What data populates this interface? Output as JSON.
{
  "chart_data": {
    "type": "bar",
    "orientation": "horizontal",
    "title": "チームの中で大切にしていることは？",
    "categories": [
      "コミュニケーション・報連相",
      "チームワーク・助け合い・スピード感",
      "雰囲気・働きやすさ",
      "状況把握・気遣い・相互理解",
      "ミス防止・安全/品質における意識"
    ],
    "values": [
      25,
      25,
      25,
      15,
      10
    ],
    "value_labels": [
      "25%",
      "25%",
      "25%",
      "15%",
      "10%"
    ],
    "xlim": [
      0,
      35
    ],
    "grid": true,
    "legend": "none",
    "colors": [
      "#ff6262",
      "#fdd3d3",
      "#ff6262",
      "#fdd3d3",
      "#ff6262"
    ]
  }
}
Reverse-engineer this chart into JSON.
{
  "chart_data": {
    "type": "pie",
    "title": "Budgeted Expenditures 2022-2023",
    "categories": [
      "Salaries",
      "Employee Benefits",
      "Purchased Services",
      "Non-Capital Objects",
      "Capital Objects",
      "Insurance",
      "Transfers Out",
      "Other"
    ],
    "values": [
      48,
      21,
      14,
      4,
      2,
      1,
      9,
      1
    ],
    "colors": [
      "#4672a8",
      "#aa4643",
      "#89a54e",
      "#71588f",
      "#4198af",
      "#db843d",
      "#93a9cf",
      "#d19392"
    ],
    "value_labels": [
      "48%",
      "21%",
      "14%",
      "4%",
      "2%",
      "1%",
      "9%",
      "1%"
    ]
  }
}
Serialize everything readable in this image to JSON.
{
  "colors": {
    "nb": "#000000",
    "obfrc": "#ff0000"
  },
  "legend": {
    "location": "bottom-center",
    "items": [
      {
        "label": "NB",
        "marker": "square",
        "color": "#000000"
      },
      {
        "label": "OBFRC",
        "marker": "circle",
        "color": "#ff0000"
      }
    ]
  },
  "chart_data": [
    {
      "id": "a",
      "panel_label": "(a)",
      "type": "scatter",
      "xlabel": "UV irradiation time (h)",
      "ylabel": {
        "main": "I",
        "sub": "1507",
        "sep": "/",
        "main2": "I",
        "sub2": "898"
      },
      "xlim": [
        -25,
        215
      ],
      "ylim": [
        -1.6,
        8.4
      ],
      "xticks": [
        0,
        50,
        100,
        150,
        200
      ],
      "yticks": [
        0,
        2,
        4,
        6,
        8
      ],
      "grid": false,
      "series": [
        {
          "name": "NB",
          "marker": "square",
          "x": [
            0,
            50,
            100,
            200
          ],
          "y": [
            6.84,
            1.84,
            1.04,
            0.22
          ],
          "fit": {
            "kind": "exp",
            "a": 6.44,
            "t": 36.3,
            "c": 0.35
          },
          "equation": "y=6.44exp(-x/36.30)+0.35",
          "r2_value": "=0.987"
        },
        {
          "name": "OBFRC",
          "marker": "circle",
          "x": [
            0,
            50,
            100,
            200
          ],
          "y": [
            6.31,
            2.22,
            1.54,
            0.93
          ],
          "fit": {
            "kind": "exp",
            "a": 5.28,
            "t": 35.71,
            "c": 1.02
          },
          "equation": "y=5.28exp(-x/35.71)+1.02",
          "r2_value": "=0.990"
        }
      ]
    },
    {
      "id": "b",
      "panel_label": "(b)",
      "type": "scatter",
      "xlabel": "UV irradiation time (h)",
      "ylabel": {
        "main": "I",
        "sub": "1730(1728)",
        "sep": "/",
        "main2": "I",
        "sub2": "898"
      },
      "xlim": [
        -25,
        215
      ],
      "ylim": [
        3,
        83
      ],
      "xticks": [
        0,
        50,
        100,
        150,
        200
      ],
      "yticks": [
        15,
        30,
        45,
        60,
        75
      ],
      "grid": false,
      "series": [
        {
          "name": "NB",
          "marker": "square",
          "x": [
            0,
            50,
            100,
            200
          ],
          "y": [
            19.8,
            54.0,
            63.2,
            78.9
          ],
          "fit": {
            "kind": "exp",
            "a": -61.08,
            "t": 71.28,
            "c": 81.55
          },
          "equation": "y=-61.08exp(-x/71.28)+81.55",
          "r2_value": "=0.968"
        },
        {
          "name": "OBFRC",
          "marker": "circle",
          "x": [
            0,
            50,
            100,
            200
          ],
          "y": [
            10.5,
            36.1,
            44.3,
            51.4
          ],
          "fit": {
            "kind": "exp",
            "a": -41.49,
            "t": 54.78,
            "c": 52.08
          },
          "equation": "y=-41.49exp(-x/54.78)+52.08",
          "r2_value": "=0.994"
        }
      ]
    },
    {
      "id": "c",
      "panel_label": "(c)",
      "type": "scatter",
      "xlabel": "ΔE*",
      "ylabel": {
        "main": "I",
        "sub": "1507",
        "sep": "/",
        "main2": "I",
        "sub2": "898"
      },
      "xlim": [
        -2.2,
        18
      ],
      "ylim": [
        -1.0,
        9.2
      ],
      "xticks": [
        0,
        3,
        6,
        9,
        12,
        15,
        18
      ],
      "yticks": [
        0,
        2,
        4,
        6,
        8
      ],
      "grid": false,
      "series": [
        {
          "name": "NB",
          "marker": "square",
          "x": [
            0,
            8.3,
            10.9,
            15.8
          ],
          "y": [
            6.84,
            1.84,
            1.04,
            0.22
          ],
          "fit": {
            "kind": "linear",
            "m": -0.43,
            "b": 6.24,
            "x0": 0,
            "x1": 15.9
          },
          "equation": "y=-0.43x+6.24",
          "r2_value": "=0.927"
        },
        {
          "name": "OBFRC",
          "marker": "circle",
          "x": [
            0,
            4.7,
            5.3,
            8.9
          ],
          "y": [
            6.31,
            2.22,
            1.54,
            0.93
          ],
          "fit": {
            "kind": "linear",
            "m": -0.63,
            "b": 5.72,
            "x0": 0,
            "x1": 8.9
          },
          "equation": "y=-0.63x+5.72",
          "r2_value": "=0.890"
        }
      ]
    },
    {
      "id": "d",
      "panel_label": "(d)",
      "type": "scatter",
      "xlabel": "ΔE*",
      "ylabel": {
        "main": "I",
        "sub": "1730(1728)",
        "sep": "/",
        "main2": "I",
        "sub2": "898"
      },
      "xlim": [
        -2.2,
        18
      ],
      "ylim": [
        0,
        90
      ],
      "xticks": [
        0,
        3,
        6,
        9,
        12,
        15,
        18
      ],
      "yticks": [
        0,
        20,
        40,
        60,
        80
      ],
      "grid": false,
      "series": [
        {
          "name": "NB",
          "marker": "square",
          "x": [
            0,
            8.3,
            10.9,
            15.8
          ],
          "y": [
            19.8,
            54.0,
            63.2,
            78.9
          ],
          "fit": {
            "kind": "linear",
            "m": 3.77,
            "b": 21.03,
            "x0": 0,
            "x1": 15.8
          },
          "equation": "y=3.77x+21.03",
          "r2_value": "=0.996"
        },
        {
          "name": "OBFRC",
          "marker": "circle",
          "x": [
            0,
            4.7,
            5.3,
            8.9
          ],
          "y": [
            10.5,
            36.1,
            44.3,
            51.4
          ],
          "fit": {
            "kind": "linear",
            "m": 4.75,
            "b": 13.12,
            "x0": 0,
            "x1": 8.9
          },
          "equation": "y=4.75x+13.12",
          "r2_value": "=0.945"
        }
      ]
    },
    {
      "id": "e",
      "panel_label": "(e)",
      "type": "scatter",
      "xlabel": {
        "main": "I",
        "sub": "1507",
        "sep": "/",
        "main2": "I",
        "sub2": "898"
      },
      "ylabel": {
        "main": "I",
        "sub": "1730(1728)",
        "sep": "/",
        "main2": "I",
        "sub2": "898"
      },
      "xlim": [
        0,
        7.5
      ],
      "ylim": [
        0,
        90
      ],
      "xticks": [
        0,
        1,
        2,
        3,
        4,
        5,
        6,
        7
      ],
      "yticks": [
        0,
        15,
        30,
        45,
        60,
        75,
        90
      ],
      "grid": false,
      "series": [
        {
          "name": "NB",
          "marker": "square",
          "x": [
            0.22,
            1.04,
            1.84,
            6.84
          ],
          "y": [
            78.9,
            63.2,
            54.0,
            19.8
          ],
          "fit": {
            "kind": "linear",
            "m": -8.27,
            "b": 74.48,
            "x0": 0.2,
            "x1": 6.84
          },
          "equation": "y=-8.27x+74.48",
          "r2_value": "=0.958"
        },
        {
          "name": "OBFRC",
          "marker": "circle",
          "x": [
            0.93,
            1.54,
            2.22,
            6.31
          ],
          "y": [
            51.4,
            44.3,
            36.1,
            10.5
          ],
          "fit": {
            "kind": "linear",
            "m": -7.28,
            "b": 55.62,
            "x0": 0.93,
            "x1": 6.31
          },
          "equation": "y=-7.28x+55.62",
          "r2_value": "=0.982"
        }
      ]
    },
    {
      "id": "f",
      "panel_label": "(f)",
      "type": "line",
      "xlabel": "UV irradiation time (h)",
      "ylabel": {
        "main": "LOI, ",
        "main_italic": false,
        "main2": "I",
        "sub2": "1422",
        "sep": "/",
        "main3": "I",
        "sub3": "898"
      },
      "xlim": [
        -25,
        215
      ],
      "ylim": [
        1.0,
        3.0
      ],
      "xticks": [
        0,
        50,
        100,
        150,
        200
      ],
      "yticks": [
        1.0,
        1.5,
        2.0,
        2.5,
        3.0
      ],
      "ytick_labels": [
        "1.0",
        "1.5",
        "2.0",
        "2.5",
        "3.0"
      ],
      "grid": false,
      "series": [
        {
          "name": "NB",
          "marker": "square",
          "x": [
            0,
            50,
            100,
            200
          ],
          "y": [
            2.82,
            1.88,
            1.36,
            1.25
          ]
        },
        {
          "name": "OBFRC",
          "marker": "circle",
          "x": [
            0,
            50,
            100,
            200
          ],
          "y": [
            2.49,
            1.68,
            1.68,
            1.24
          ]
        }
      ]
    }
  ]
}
======
EXERCISE DETAILS – Every line of the records that includes the word "title" should be gathered.

COMPLETED TASK –
    "title": "チームの中で大切にしていることは？",
    "title": "Budgeted Expenditures 2022-2023",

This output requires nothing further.